## start Provided data

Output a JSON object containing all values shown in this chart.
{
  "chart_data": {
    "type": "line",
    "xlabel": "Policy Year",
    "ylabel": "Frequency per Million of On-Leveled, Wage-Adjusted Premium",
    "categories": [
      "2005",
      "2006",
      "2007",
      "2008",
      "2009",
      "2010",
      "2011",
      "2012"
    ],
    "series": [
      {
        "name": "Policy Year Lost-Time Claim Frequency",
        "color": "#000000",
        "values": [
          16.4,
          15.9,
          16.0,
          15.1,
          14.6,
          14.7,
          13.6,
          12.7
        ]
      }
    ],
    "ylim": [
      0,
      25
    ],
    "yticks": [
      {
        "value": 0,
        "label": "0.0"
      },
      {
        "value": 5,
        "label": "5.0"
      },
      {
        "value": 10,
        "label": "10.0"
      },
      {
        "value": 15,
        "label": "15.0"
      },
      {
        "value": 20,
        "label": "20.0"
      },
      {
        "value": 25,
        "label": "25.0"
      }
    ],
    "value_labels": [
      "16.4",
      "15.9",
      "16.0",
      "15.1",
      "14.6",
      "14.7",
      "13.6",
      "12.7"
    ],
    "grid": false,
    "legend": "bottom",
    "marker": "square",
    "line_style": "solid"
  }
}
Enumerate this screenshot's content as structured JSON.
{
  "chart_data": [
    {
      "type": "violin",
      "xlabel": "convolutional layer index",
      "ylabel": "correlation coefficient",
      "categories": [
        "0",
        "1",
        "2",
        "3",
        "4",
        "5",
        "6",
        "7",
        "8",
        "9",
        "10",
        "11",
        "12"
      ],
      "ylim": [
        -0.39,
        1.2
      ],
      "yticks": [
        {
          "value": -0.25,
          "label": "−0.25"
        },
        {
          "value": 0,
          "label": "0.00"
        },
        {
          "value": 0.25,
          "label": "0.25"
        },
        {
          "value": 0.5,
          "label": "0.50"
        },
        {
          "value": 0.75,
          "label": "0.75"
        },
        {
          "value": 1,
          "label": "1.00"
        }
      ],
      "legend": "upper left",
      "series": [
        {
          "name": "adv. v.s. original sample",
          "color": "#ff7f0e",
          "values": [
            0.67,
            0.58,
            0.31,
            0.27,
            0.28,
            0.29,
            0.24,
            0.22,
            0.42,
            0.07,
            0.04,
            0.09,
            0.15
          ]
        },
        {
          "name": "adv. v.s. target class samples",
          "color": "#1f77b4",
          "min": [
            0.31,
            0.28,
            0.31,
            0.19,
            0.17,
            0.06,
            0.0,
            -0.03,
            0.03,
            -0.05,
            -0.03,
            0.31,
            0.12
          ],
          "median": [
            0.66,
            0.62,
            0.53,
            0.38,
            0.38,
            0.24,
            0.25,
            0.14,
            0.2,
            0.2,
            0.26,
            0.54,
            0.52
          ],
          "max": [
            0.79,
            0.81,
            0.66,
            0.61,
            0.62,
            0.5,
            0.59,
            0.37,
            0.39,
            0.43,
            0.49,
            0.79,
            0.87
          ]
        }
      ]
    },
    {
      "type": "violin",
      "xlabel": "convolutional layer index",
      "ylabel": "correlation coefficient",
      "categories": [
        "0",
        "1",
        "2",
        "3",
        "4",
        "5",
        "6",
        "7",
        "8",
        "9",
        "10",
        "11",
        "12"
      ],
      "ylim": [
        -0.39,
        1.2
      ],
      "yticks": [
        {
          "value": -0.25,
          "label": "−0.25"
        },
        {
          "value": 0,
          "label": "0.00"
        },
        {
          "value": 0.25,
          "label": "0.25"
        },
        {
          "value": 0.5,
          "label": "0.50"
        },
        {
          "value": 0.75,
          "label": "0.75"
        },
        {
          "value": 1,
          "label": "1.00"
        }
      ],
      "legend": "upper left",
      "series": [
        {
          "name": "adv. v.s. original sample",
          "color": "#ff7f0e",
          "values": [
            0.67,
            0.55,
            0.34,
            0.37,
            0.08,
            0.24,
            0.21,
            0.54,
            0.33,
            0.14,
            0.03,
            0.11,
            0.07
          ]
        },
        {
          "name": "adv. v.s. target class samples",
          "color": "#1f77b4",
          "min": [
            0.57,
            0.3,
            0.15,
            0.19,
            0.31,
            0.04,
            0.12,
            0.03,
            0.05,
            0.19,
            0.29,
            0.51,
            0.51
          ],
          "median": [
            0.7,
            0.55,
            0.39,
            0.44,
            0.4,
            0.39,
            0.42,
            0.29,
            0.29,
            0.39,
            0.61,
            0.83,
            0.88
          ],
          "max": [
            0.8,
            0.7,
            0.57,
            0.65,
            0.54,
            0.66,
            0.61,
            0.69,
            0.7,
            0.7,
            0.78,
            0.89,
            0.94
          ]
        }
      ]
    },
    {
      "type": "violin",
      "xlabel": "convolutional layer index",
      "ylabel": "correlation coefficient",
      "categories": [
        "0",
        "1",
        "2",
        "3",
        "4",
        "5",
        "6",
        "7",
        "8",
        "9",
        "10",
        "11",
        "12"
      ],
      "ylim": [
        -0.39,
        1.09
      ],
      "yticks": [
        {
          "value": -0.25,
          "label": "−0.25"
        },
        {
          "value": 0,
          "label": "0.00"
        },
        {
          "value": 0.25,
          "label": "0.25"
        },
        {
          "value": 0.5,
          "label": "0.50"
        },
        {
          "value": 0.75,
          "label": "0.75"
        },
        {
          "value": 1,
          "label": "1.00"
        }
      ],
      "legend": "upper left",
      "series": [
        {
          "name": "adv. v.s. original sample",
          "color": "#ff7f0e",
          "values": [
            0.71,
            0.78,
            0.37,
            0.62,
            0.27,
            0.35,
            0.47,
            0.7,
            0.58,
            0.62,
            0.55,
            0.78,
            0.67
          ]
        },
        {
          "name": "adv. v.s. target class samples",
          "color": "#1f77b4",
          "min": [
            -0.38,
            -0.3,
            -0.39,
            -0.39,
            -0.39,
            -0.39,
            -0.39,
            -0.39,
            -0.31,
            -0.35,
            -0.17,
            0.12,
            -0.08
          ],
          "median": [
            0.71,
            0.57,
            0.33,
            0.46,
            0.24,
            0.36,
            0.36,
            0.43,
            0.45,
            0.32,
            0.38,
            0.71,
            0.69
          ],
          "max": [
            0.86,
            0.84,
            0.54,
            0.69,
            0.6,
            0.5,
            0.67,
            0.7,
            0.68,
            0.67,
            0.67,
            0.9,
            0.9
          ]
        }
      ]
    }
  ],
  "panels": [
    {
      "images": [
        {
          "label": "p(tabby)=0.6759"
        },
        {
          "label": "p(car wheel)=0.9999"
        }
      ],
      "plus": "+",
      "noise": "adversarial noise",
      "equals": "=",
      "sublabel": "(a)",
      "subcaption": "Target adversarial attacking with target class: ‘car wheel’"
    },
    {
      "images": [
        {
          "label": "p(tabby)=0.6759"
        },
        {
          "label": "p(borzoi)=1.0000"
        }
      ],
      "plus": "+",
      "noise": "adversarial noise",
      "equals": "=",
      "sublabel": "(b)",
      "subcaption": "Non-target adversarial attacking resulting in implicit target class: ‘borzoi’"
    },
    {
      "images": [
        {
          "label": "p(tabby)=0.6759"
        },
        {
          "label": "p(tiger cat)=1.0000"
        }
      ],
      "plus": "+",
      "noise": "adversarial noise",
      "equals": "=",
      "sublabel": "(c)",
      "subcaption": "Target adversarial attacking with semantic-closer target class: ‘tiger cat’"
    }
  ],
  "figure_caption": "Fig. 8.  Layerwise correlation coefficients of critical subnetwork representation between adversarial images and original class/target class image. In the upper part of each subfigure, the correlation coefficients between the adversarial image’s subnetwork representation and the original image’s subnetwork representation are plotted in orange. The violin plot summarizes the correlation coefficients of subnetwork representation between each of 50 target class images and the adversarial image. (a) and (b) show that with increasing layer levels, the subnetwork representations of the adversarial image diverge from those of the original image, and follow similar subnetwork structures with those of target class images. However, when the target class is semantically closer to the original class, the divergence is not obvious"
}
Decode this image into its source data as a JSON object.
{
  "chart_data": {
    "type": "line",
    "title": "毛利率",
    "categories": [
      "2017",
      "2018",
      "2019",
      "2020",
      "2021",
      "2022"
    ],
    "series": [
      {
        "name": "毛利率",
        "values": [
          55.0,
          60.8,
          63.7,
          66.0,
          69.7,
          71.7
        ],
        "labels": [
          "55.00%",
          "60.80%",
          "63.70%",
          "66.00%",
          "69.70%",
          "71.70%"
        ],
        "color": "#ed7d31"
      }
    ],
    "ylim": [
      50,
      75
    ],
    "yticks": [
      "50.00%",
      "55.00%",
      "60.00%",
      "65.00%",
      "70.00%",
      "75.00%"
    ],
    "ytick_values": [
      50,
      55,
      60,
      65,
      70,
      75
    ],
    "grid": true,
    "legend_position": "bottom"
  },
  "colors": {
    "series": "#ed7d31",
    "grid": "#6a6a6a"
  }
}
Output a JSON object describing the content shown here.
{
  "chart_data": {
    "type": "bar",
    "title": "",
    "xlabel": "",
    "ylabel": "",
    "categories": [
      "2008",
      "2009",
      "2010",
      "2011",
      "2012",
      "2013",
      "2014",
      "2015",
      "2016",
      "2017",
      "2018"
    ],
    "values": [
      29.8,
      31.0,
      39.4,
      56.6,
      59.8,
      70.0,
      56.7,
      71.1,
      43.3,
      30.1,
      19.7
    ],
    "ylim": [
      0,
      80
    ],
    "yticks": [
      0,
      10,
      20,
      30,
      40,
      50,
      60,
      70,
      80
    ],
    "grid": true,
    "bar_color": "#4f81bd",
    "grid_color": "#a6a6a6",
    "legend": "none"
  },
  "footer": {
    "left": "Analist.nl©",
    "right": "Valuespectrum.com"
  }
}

## end Provided data

How many lines of the listing above include the word "Output"? State the number and nothing else.

> _Solved problem_:
2